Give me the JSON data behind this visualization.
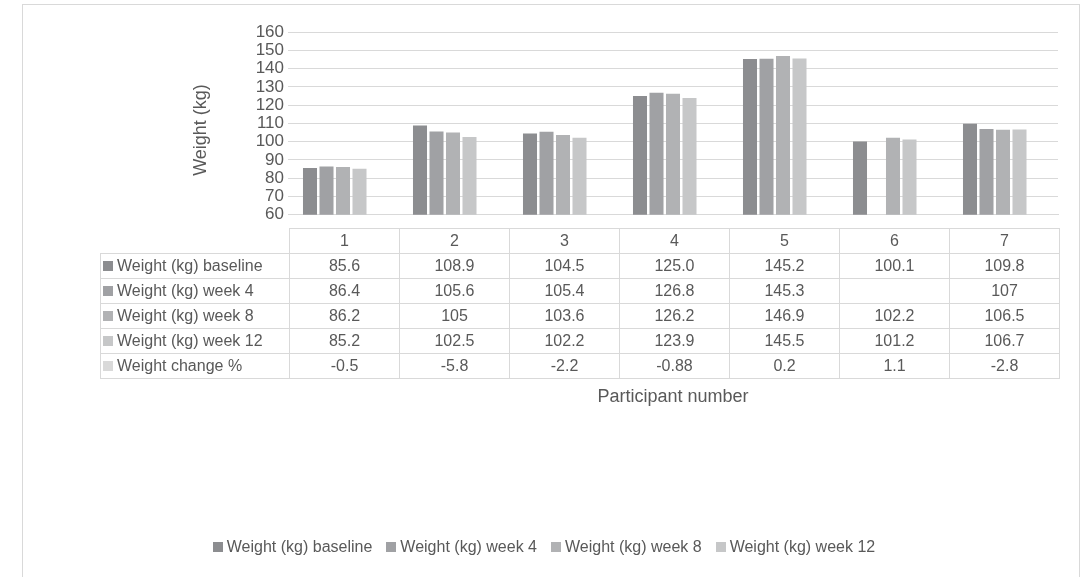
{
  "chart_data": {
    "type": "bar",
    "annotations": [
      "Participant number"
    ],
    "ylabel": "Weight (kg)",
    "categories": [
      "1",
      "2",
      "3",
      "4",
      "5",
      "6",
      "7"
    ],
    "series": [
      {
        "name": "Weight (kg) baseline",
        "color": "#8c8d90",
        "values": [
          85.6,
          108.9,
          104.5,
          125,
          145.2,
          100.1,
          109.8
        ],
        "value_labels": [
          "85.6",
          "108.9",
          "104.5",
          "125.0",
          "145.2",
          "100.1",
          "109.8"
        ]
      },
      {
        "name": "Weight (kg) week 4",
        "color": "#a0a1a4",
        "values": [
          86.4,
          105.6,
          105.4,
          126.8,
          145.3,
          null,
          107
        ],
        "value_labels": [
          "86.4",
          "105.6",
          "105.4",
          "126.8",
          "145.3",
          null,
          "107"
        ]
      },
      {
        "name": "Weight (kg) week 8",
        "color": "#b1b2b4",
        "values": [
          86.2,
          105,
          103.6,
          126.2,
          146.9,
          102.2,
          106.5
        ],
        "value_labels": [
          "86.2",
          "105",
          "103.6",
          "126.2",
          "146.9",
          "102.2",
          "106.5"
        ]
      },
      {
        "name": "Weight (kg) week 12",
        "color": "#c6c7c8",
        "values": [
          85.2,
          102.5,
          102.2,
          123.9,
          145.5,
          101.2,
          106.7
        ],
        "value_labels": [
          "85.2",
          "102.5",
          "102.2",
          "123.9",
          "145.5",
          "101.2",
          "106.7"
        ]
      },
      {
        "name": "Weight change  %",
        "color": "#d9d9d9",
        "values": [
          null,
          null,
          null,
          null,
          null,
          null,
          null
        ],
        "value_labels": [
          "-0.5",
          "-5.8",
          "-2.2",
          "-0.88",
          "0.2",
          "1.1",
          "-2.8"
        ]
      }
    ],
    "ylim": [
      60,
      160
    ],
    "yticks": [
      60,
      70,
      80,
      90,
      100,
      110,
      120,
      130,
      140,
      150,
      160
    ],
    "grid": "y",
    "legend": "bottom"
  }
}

+++++

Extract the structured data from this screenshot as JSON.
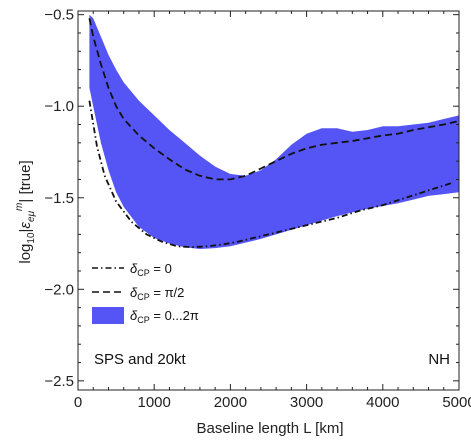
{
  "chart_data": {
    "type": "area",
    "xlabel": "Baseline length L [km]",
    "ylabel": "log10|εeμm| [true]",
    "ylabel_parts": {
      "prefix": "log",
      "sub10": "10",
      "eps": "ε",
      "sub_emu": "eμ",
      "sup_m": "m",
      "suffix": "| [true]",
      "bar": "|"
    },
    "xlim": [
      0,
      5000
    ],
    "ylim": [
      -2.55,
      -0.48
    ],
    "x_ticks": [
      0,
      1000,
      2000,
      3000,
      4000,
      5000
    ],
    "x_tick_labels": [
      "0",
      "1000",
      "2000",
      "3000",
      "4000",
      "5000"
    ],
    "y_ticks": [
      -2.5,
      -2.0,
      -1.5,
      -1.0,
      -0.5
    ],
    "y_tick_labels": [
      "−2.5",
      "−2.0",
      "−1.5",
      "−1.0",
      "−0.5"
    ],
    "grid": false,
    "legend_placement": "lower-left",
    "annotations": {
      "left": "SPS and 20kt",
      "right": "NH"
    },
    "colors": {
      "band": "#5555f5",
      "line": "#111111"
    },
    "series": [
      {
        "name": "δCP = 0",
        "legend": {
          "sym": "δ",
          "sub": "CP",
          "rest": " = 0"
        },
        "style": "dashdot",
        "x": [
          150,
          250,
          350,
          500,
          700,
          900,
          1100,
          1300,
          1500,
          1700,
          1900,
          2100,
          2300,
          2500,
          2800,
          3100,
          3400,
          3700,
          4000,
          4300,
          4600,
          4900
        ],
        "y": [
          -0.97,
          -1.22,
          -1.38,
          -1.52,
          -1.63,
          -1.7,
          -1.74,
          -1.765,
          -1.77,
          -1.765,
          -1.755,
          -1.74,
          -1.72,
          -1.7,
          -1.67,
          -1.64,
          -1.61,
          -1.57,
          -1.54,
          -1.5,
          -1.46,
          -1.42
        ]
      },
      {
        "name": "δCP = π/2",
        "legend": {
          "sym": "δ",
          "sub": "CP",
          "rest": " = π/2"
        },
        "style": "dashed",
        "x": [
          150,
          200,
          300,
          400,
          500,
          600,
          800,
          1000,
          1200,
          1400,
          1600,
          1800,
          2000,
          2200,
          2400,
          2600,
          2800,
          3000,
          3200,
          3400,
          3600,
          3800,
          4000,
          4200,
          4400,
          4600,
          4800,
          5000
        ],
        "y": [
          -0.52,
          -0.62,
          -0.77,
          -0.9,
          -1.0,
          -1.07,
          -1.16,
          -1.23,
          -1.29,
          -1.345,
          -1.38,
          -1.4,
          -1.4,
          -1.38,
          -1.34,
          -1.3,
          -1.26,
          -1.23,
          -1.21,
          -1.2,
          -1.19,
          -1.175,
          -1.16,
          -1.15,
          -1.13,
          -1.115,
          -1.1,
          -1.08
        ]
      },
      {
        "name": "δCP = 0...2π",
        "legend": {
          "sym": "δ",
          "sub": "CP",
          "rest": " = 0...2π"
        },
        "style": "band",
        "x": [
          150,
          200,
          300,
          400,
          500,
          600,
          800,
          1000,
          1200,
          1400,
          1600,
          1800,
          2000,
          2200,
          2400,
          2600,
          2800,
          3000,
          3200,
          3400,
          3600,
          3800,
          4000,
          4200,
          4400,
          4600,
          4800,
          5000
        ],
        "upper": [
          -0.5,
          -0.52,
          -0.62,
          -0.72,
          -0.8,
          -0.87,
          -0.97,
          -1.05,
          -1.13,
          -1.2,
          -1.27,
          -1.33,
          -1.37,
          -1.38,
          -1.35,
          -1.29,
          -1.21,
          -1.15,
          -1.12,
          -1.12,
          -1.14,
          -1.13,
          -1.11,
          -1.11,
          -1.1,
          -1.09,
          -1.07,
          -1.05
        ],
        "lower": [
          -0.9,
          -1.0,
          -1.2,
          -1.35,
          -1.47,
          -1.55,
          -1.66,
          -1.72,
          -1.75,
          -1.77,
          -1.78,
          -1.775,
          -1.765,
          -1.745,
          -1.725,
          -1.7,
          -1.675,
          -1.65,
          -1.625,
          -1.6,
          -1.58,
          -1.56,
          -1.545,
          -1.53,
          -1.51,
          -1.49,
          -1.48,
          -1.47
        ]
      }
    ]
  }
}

+++++

Problem details. How many lines of these entries contain the string "left"? Reply with the number alone.

Reply. 2